Begin

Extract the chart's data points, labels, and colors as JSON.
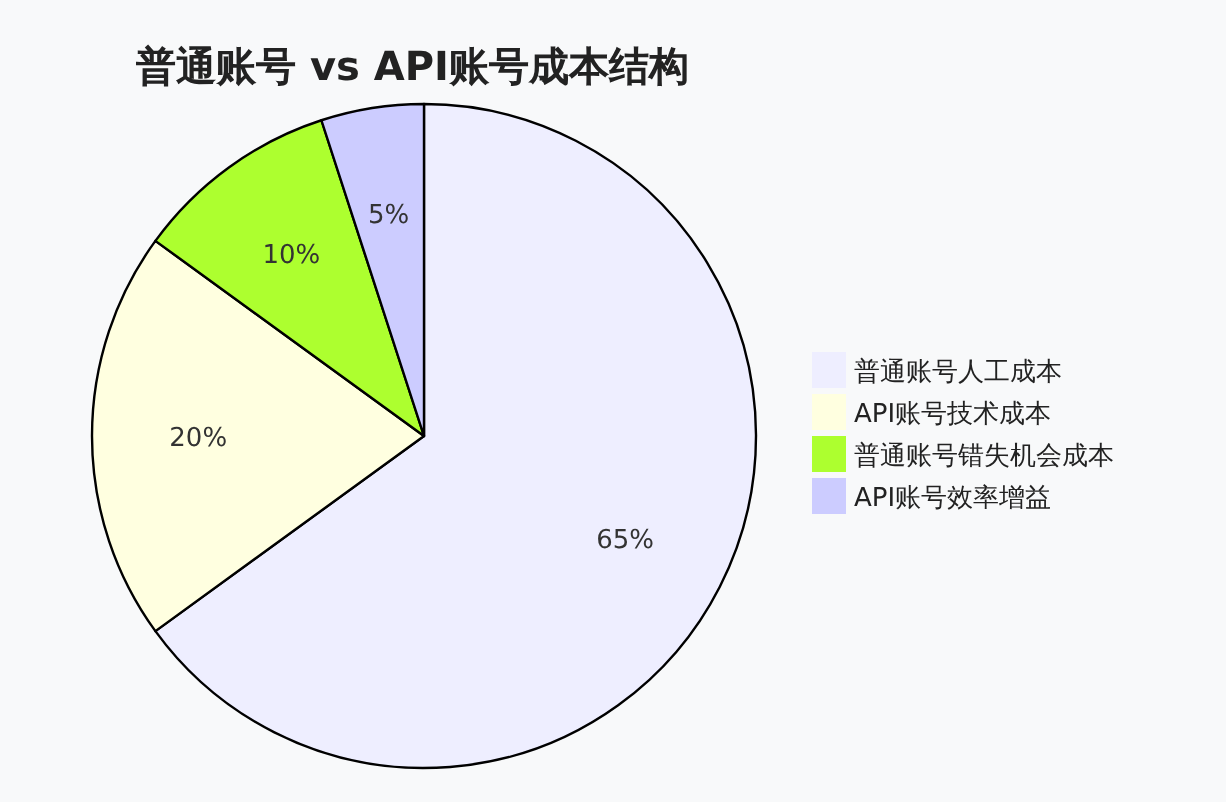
{
  "chart_data": {
    "type": "pie",
    "title": "普通账号 vs API账号成本结构",
    "categories": [
      "普通账号人工成本",
      "API账号技术成本",
      "普通账号错失机会成本",
      "API账号效率增益"
    ],
    "values": [
      65,
      20,
      10,
      5
    ],
    "colors": [
      "#eeeeff",
      "#ffffe0",
      "#adff2f",
      "#ccccff"
    ],
    "value_labels": [
      "65%",
      "20%",
      "10%",
      "5%"
    ],
    "legend": "right"
  }
}
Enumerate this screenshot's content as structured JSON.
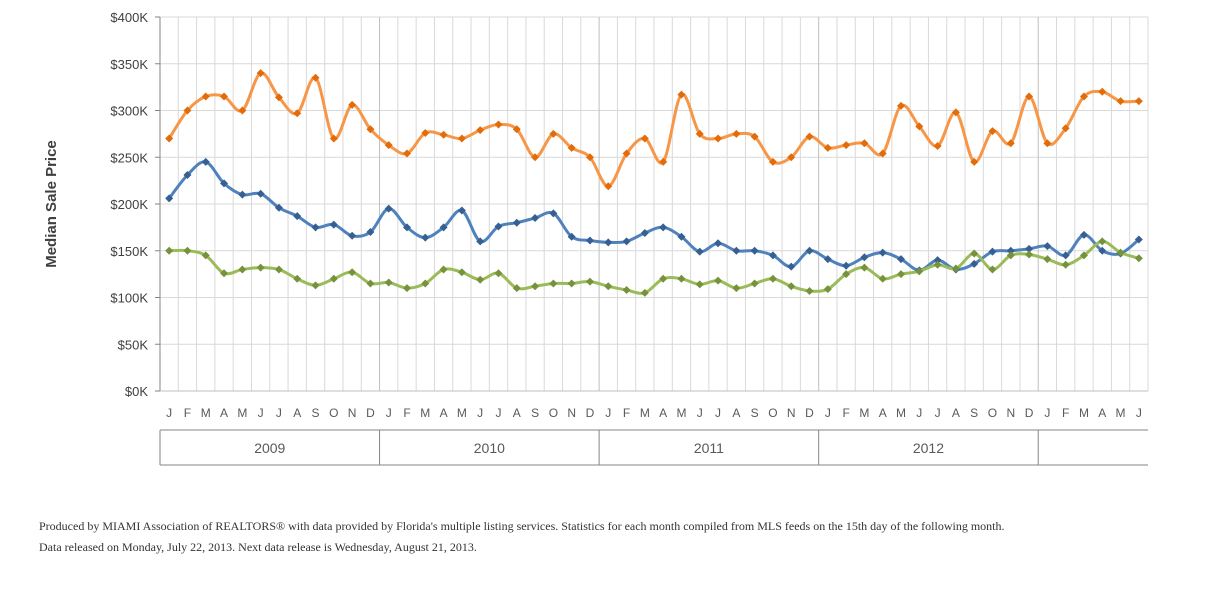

End

### Given exercise
Every record above should be transcribed exactly; the pictures stay out of the copy.

### Solution to this problem
Extract the chart's data points, labels, and colors as JSON.
{
  "chart_data": {
    "type": "pie",
    "title": "普通账号 vs API账号成本结构",
    "categories": [
      "普通账号人工成本",
      "API账号技术成本",
      "普通账号错失机会成本",
      "API账号效率增益"
    ],
    "values": [
      65,
      20,
      10,
      5
    ],
    "colors": [
      "#eeeeff",
      "#ffffe0",
      "#adff2f",
      "#ccccff"
    ],
    "value_labels": [
      "65%",
      "20%",
      "10%",
      "5%"
    ],
    "legend": "right"
  }
}
Enumerate this screenshot's content as structured JSON.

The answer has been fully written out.